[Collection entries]
-=-=-=-=-

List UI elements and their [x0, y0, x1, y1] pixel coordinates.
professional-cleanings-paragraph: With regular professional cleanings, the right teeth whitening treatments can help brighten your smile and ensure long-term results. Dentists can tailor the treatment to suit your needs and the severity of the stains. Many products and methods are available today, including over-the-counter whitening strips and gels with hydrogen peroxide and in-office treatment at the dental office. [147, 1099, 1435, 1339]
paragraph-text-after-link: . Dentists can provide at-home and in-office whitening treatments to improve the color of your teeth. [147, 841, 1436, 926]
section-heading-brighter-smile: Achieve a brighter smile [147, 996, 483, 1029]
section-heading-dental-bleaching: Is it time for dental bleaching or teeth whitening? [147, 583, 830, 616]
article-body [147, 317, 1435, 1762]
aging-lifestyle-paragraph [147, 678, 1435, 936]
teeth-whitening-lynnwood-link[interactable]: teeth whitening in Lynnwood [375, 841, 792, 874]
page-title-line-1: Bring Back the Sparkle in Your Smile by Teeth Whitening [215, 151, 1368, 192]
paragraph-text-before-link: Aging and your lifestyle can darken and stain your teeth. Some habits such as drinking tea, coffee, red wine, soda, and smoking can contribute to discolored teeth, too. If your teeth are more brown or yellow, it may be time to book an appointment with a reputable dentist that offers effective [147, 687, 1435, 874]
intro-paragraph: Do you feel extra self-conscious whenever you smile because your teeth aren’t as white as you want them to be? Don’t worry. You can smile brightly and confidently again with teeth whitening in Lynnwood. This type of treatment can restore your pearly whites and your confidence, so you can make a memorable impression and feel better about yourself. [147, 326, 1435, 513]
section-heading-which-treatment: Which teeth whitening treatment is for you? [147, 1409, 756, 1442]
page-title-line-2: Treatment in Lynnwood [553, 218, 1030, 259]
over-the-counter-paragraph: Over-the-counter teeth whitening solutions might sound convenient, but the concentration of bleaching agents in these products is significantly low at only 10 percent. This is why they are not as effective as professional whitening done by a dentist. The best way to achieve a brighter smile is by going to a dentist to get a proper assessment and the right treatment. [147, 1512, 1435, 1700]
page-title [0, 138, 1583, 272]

-=-=-=-=-

▸ **Directive**: Report every line of the listing above that contains the string "heading".

▸ **Exercise response**:
section-heading-brighter-smile: Achieve a brighter smile [147, 996, 483, 1029]
section-heading-dental-bleaching: Is it time for dental bleaching or teeth whitening? [147, 583, 830, 616]
section-heading-which-treatment: Which teeth whitening treatment is for you? [147, 1409, 756, 1442]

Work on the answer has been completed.